Below are some records; return each one exactly.

TASK INPUT.
━━━
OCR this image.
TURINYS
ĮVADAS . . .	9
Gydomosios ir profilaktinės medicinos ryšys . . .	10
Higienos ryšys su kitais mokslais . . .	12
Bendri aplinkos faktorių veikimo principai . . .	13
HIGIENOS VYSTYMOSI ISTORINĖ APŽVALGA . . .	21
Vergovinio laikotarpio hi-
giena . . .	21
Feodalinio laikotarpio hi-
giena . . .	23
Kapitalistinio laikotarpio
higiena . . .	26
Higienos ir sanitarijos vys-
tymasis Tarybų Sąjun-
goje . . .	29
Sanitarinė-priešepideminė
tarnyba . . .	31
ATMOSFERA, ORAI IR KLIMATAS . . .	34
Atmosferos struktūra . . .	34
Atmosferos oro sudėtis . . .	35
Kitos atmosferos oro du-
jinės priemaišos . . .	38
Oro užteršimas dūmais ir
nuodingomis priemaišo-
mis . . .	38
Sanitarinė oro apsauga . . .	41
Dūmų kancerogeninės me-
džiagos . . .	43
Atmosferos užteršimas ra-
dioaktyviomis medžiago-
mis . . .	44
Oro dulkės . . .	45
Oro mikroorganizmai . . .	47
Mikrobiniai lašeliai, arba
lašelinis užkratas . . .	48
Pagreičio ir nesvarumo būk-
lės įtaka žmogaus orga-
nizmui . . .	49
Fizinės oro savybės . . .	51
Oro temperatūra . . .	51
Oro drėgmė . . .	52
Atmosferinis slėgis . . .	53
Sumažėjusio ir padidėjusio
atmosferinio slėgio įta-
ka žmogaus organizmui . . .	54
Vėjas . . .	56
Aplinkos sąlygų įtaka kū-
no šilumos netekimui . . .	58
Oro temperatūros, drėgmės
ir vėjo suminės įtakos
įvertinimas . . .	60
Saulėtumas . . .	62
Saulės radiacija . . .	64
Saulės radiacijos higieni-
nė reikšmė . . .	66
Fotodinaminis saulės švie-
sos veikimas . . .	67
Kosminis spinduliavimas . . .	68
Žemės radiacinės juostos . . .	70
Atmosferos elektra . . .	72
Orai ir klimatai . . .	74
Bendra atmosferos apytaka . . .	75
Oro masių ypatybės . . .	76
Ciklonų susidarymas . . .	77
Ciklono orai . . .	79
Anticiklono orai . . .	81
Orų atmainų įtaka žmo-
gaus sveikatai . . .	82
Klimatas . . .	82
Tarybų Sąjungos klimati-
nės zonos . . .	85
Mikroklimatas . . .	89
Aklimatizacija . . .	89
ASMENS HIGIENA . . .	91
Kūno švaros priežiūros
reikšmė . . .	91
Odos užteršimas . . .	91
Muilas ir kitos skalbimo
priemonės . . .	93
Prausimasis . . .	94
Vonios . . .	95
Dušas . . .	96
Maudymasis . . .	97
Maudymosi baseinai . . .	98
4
━━━
SOLUTION TO THIS EXERCISE.
OCR this image.
TURINYS
ĮVADAS . . .	9
Gydomosios ir profilaktinės medicinos ryšys . . .	10
Higienos ryšys su kitais mokslais . . .	12
Bendri aplinkos faktorių veikimo principai . . .	13
HIGIENOS VYSTYMOSI ISTORINĖ APŽVALGA . . .	21
Vergovinio laikotarpio hi-
giena . . .	21
Feodalinio laikotarpio hi-
giena . . .	23
Kapitalistinio laikotarpio
higiena . . .	26
Higienos ir sanitarijos vys-
tymasis Tarybų Sąjun-
goje . . .	29
Sanitarinė-priešepideminė
tarnyba . . .	31
ATMOSFERA, ORAI IR KLIMATAS . . .	34
Atmosferos struktūra . . .	34
Atmosferos oro sudėtis . . .	35
Kitos atmosferos oro du-
jinės priemaišos . . .	38
Oro užteršimas dūmais ir
nuodingomis priemaišo-
mis . . .	38
Sanitarinė oro apsauga . . .	41
Dūmų kancerogeninės me-
džiagos . . .	43
Atmosferos užteršimas ra-
dioaktyviomis medžiago-
mis . . .	44
Oro dulkės . . .	45
Oro mikroorganizmai . . .	47
Mikrobiniai lašeliai, arba
lašelinis užkratas . . .	48
Pagreičio ir nesvarumo būk-
lės įtaka žmogaus orga-
nizmui . . .	49
Fizinės oro savybės . . .	51
Oro temperatūra . . .	51
Oro drėgmė . . .	52
Atmosferinis slėgis . . .	53
Sumažėjusio ir padidėjusio
atmosferinio slėgio įta-
ka žmogaus organizmui . . .	54
Vėjas . . .	56
Aplinkos sąlygų įtaka kū-
no šilumos netekimui . . .	58
Oro temperatūros, drėgmės
ir vėjo suminės įtakos
įvertinimas . . .	60
Saulėtumas . . .	62
Saulės radiacija . . .	64
Saulės radiacijos higieni-
nė reikšmė . . .	66
Fotodinaminis saulės švie-
sos veikimas . . .	67
Kosminis spinduliavimas . . .	68
Žemės radiacinės juostos . . .	70
Atmosferos elektra . . .	72
Orai ir klimatai . . .	74
Bendra atmosferos apytaka . . .	75
Oro masių ypatybės . . .	76
Ciklonų susidarymas . . .	77
Ciklono orai . . .	79
Anticiklono orai . . .	81
Orų atmainų įtaka žmo-
gaus sveikatai . . .	82
Klimatas . . .	82
Tarybų Sąjungos klimati-
nės zonos . . .	85
Mikroklimatas . . .	89
Aklimatizacija . . .	89
ASMENS HIGIENA . . .	91
Kūno švaros priežiūros
reikšmė . . .	91
Odos užteršimas . . .	91
Muilas ir kitos skalbimo
priemonės . . .	93
Prausimasis . . .	94
Vonios . . .	95
Dušas . . .	96
Maudymasis . . .	97
Maudymosi baseinai . . .	98
4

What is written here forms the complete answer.